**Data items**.
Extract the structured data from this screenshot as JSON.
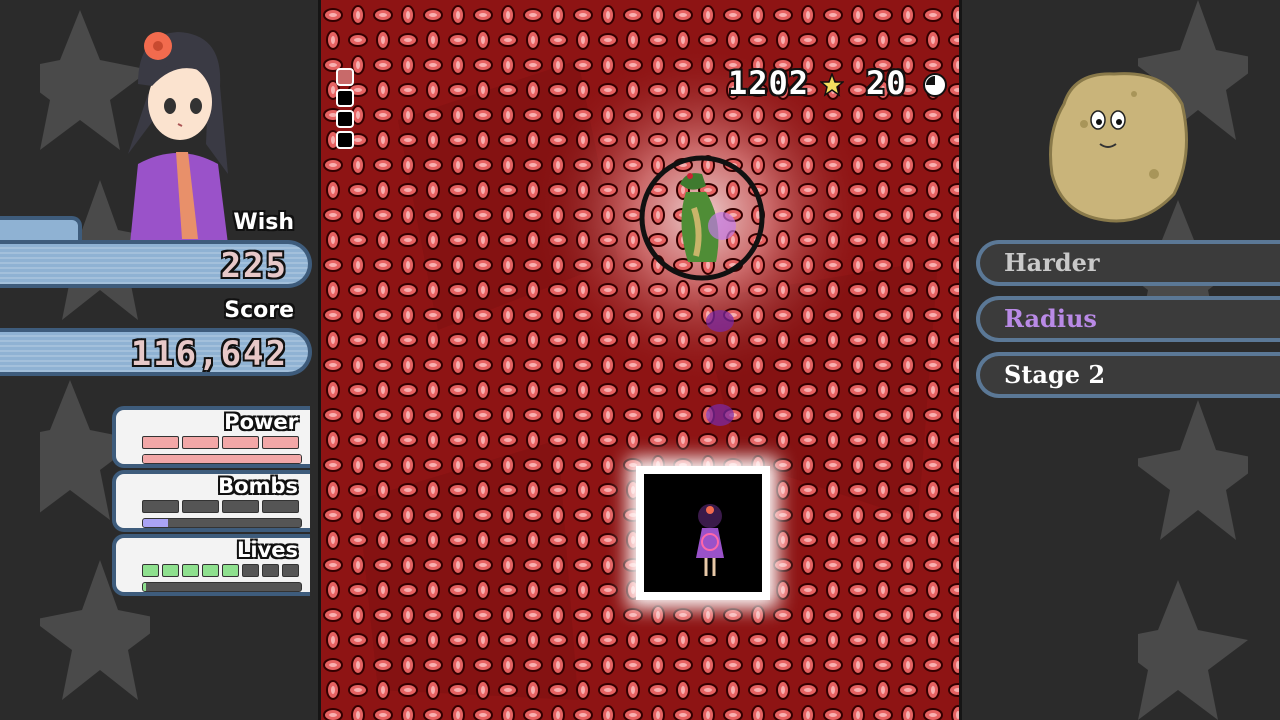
{
  "left_panel": {
    "wish": {
      "label": "Wish",
      "value": "225"
    },
    "score": {
      "label": "Score",
      "value": "116,642"
    },
    "power": {
      "label": "Power",
      "cells_filled": 4,
      "cells_total": 4,
      "gauge_fraction": 1.0
    },
    "bombs": {
      "label": "Bombs",
      "cells_filled": 0,
      "cells_total": 4,
      "gauge_fraction": 0.16
    },
    "lives": {
      "label": "Lives",
      "cells_filled": 5,
      "cells_total": 8,
      "gauge_fraction": 0.02
    }
  },
  "hud": {
    "star_count": "1202",
    "timer": "20",
    "slots_total": 4,
    "slots_filled": 1
  },
  "right_panel": {
    "menu": [
      {
        "label": "Harder",
        "color": "#c9c9c9"
      },
      {
        "label": "Radius",
        "color": "#b98ae6"
      },
      {
        "label": "Stage 2",
        "color": "#ffffff"
      }
    ]
  },
  "icons": {
    "star": "star-icon",
    "clock": "clock-icon"
  },
  "colors": {
    "field": "#8e1414",
    "bullet": "#e65a5a",
    "power": "#f2a7a7",
    "bombs_gauge": "#a9a3f5",
    "lives": "#8ee08e",
    "bar": "#8fb2d3"
  }
}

**Exercise details**.
Quote everything in the listing above exactly; pictures are the only thing to omit.

**The result**.
Extract the structured data from this screenshot as JSON.
{
  "left_panel": {
    "wish": {
      "label": "Wish",
      "value": "225"
    },
    "score": {
      "label": "Score",
      "value": "116,642"
    },
    "power": {
      "label": "Power",
      "cells_filled": 4,
      "cells_total": 4,
      "gauge_fraction": 1.0
    },
    "bombs": {
      "label": "Bombs",
      "cells_filled": 0,
      "cells_total": 4,
      "gauge_fraction": 0.16
    },
    "lives": {
      "label": "Lives",
      "cells_filled": 5,
      "cells_total": 8,
      "gauge_fraction": 0.02
    }
  },
  "hud": {
    "star_count": "1202",
    "timer": "20",
    "slots_total": 4,
    "slots_filled": 1
  },
  "right_panel": {
    "menu": [
      {
        "label": "Harder",
        "color": "#c9c9c9"
      },
      {
        "label": "Radius",
        "color": "#b98ae6"
      },
      {
        "label": "Stage 2",
        "color": "#ffffff"
      }
    ]
  },
  "icons": {
    "star": "star-icon",
    "clock": "clock-icon"
  },
  "colors": {
    "field": "#8e1414",
    "bullet": "#e65a5a",
    "power": "#f2a7a7",
    "bombs_gauge": "#a9a3f5",
    "lives": "#8ee08e",
    "bar": "#8fb2d3"
  }
}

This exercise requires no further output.